__EXERCISE AIM__
What is the count of lines that hold the word "Katamso"? Give only the number.

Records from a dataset
__________

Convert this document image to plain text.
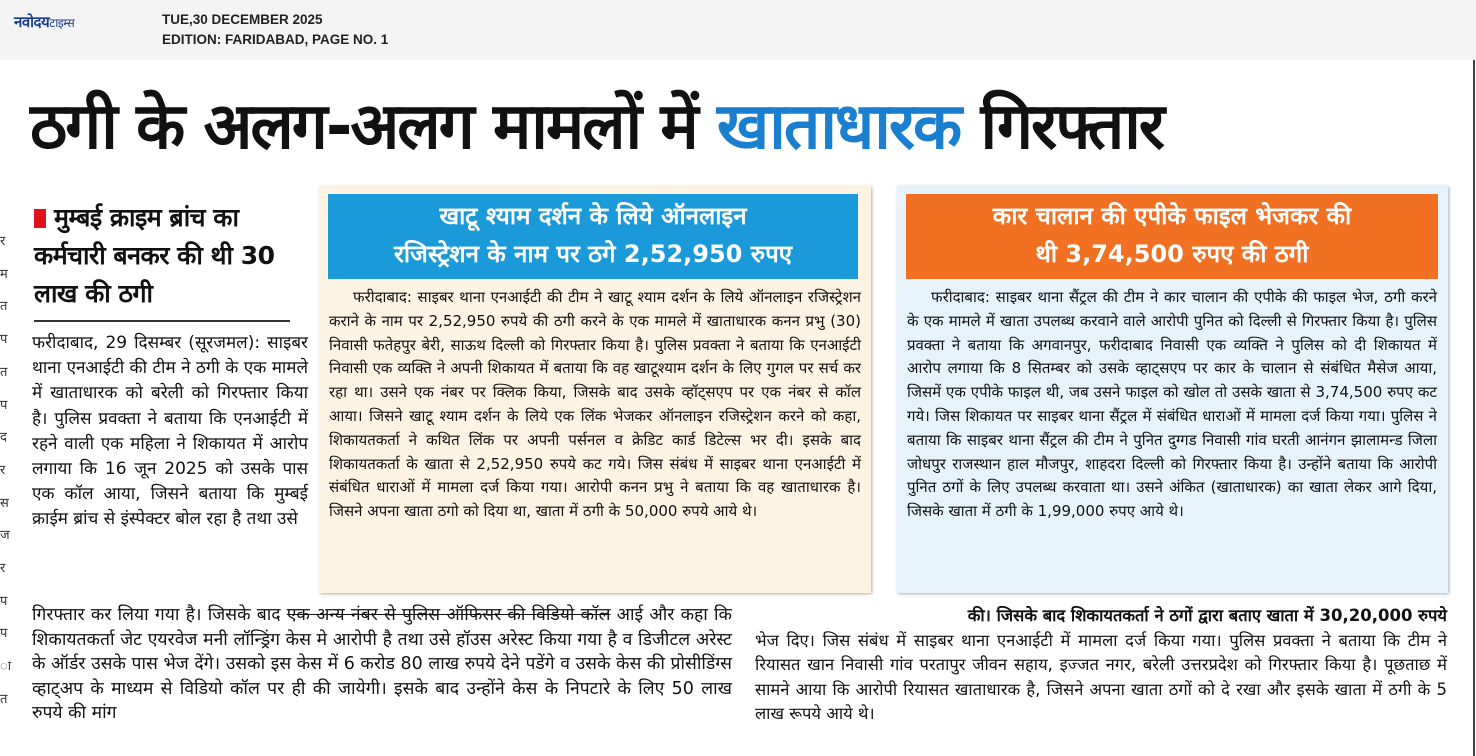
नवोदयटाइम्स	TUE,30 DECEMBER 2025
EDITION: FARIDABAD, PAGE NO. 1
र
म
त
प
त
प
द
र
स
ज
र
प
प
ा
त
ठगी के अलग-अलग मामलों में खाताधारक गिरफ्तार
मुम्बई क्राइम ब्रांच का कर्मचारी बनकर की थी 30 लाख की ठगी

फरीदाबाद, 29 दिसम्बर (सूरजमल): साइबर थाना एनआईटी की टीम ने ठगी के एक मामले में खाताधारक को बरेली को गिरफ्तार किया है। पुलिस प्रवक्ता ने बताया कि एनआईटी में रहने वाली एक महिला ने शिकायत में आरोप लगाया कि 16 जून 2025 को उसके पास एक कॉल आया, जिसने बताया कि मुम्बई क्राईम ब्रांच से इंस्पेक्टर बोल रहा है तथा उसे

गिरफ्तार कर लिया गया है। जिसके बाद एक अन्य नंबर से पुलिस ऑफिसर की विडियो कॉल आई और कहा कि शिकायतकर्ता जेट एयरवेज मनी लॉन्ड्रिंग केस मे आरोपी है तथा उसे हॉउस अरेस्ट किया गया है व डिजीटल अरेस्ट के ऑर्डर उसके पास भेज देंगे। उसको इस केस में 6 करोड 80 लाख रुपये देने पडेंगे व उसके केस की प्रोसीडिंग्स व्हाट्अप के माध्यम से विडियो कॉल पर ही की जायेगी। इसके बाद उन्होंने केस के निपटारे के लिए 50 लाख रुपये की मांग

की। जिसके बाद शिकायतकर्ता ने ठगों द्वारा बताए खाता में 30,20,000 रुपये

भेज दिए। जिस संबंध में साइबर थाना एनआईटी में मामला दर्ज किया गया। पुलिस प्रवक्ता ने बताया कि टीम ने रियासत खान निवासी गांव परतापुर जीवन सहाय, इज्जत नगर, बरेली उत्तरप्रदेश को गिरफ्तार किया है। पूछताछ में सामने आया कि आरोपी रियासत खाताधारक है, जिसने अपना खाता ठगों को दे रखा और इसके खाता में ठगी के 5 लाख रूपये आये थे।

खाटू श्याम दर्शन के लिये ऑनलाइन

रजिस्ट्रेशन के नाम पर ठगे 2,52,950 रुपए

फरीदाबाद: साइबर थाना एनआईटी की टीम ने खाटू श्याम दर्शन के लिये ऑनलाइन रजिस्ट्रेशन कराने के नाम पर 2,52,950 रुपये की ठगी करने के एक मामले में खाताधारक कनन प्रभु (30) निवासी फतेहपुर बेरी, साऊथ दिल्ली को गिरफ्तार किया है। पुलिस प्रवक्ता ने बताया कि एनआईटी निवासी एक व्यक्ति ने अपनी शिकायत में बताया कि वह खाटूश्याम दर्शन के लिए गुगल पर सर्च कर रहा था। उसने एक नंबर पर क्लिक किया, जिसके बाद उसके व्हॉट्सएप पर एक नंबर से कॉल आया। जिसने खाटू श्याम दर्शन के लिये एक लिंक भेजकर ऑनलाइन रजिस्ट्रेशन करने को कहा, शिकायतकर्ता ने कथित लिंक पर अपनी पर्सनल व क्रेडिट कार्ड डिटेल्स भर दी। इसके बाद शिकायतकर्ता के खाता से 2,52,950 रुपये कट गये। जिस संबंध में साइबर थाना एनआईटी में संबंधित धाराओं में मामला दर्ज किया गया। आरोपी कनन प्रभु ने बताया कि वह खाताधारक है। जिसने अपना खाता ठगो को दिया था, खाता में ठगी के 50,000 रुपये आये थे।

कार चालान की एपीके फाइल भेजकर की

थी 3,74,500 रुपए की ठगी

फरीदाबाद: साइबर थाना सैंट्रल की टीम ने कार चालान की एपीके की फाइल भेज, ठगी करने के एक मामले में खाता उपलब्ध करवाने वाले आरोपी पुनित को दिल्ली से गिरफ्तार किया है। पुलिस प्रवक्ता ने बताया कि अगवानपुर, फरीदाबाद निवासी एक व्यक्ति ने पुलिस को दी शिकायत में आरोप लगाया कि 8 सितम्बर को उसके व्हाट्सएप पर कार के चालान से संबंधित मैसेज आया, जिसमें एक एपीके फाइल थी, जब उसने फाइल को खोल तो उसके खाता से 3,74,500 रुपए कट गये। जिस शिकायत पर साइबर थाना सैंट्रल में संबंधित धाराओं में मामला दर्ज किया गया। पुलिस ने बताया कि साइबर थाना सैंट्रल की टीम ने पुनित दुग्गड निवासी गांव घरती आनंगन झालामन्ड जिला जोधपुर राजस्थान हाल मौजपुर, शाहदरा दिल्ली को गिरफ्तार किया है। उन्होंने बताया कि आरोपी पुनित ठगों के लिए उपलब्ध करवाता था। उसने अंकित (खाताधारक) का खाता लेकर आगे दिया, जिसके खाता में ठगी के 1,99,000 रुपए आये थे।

__________

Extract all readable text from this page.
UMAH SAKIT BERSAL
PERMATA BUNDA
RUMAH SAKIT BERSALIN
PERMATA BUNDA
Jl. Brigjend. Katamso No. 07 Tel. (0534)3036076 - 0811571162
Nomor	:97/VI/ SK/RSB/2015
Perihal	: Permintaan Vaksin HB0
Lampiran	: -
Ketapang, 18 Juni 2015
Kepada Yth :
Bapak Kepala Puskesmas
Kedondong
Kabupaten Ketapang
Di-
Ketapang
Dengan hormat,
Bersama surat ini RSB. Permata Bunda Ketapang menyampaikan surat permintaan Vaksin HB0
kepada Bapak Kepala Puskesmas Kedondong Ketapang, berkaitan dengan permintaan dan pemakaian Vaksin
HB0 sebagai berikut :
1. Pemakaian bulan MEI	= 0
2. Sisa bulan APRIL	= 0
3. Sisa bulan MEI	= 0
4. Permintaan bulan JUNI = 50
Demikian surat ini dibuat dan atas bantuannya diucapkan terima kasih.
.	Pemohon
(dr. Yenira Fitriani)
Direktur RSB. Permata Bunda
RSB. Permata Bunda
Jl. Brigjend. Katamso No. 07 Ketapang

__________

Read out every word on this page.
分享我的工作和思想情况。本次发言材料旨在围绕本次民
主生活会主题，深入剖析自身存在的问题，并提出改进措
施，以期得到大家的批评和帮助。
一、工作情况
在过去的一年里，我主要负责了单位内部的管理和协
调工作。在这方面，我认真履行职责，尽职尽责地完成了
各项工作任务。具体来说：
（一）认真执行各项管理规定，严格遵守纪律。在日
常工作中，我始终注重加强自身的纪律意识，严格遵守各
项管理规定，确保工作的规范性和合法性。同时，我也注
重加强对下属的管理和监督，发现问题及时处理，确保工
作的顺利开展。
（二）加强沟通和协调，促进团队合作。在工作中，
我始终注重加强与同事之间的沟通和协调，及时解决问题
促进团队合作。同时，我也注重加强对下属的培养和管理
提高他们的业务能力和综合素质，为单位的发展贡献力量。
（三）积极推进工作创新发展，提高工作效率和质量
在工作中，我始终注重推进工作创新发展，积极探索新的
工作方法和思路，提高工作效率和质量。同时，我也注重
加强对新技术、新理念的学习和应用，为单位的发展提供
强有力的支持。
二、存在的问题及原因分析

__________

__OUTPUT__
2